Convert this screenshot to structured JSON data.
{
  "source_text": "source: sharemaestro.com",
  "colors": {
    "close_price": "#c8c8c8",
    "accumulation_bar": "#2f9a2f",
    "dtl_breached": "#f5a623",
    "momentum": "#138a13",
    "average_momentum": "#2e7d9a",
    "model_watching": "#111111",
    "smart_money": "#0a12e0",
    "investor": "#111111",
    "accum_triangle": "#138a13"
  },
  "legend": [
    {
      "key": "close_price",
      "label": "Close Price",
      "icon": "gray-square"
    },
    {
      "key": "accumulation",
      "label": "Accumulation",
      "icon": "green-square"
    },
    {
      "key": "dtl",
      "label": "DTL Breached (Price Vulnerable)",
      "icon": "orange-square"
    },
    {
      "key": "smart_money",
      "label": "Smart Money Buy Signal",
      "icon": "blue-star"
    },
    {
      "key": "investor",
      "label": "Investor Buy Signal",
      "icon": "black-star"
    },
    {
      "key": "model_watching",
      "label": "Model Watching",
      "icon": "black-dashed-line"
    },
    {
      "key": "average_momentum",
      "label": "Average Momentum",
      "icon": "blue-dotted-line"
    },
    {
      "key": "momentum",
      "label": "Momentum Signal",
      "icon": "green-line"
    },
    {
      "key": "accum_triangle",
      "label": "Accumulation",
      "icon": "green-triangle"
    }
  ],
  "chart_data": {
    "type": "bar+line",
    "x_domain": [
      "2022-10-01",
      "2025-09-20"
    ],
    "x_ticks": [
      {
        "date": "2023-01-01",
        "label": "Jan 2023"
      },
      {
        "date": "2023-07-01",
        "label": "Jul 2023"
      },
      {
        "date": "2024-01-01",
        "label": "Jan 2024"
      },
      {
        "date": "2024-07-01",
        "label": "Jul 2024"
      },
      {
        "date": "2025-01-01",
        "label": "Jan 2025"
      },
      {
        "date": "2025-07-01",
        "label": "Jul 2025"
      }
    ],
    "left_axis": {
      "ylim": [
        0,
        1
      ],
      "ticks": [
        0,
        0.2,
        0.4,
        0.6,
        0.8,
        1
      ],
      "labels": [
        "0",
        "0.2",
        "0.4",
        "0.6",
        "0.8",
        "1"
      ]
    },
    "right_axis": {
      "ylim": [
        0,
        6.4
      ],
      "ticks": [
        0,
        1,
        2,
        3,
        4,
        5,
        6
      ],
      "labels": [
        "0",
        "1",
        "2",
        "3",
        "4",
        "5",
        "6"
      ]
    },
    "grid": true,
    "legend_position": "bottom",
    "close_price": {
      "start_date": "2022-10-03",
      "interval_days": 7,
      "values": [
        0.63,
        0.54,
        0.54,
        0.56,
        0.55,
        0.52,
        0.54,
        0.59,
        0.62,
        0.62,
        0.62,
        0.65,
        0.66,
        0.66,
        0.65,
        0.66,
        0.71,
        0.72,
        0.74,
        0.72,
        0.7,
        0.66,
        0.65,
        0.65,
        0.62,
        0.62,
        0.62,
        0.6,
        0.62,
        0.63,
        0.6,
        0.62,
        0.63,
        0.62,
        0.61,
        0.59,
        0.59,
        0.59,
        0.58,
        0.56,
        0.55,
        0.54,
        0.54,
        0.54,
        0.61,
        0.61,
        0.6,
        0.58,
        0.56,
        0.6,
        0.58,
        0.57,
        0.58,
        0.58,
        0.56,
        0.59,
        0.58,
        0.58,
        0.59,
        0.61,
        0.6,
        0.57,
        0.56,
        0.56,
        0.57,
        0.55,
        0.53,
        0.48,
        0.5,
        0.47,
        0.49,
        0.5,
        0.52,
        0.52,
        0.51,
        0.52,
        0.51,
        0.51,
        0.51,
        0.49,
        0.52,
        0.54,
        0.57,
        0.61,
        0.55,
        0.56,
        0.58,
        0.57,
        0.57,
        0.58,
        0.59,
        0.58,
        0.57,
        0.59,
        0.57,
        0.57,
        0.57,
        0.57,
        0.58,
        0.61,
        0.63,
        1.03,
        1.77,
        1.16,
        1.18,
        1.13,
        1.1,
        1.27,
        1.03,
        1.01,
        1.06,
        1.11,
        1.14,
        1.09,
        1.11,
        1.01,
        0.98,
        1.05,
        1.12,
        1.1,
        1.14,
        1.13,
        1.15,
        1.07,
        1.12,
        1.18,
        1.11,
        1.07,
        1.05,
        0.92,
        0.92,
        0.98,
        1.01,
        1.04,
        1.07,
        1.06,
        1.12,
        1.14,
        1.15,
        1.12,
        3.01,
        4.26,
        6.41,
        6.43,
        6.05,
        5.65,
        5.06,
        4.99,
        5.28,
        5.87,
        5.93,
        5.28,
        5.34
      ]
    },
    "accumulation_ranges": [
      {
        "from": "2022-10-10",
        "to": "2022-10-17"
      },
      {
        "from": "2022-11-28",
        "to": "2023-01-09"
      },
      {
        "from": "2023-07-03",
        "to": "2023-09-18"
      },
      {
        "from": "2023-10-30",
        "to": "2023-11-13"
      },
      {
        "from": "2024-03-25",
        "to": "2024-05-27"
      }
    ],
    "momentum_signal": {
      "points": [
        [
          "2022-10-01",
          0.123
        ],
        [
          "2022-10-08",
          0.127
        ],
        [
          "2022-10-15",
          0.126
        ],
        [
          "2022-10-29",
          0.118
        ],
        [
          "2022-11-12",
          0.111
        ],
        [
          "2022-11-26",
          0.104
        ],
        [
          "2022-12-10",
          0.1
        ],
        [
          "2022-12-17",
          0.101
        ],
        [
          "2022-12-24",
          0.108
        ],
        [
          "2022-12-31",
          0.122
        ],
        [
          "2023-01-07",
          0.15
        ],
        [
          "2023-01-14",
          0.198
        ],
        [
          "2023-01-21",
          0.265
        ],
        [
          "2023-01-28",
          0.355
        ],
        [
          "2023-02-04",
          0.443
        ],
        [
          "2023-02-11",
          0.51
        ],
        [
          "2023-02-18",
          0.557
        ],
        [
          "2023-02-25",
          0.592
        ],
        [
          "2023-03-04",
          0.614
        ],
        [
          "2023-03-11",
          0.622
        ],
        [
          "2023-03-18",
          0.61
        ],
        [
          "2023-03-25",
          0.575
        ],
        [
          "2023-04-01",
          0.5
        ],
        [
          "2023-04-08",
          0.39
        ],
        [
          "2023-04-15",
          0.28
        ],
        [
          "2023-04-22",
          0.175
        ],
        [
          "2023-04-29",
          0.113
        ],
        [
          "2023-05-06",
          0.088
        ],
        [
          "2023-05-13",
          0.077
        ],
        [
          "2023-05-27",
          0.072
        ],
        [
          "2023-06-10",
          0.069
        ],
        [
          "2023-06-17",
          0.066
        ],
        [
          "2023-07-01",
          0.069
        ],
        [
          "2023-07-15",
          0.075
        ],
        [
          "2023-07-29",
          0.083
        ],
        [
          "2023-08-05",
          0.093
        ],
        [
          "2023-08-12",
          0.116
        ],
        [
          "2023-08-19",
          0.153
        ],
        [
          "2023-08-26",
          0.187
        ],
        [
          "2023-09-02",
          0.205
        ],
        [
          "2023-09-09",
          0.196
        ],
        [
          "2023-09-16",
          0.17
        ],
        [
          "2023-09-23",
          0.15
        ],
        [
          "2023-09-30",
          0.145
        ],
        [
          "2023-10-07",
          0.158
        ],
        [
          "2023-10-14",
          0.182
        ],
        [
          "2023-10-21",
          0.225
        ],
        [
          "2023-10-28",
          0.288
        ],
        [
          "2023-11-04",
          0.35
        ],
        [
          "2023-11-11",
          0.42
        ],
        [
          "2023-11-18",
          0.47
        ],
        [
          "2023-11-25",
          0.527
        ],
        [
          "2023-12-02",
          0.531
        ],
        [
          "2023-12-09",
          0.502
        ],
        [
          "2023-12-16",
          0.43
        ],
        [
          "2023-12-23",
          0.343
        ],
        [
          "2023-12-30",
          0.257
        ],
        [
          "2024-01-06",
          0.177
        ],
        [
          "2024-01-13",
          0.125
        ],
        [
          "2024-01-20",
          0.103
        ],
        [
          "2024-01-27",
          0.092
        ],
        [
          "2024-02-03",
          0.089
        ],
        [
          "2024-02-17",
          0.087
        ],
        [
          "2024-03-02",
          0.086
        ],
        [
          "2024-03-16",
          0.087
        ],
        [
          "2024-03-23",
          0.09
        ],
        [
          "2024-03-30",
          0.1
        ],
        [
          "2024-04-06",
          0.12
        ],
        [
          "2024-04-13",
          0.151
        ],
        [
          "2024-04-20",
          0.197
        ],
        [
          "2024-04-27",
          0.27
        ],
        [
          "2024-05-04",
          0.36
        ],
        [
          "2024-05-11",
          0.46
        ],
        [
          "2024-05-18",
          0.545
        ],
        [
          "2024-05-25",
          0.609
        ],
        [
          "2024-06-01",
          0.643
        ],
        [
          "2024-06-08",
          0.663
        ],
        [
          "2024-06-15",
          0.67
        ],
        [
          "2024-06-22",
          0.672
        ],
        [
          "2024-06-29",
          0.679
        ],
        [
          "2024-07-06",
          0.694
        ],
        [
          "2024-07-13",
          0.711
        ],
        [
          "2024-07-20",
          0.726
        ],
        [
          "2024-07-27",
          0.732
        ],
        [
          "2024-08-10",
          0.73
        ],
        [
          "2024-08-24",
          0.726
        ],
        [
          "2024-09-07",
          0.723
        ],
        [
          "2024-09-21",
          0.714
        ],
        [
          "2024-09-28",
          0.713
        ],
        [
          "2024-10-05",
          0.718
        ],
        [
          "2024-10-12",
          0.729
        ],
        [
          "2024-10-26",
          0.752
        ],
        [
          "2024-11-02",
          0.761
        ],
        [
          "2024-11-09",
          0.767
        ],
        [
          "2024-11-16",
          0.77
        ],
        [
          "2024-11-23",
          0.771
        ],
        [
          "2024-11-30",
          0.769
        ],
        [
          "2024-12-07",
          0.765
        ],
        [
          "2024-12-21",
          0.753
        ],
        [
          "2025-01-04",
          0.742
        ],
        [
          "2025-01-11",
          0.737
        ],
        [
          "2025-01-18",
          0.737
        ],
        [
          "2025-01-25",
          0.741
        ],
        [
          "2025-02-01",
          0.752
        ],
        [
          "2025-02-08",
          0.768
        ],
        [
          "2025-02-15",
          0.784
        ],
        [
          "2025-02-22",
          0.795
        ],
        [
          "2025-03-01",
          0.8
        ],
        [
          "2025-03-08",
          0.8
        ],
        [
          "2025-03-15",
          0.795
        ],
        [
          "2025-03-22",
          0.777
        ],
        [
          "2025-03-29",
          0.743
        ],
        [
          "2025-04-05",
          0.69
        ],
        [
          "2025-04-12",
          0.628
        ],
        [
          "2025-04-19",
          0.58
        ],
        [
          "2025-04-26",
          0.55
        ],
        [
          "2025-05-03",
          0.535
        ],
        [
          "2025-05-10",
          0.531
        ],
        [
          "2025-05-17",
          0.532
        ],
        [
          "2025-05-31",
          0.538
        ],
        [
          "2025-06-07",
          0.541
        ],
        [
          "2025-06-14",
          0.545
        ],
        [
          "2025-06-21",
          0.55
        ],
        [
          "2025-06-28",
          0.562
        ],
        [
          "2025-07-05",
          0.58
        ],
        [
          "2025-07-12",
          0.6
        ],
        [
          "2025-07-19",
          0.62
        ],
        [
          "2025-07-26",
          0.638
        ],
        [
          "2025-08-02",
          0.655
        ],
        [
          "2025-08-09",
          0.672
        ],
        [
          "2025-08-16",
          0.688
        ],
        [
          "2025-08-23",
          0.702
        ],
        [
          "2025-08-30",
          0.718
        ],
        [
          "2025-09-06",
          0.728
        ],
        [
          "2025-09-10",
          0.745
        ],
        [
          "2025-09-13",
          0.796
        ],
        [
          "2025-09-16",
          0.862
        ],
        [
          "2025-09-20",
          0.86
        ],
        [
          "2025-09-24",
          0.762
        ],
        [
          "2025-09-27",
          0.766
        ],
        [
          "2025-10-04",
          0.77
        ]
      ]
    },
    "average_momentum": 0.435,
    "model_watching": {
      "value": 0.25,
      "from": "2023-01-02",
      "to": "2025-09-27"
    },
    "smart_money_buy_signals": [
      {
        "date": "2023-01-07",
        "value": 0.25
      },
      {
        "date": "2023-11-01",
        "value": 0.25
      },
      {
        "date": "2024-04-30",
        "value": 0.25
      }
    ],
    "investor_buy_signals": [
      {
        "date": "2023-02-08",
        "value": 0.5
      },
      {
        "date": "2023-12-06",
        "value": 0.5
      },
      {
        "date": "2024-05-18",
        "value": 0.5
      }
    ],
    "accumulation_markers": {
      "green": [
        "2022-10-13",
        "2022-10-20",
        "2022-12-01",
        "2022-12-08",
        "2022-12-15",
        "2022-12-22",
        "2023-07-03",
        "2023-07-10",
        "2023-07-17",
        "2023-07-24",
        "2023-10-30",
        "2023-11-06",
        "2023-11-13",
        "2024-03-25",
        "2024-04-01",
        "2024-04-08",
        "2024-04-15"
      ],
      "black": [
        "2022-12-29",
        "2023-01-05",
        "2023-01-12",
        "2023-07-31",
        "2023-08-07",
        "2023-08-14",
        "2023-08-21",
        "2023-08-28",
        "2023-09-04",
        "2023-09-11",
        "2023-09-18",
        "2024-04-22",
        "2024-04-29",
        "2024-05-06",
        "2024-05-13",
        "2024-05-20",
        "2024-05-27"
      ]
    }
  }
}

Work required:
Pull out and copy each line containing the string "green".

Reply to the task:
      "icon": "green-square"
      "icon": "green-line"
      "icon": "green-triangle"
      "green": [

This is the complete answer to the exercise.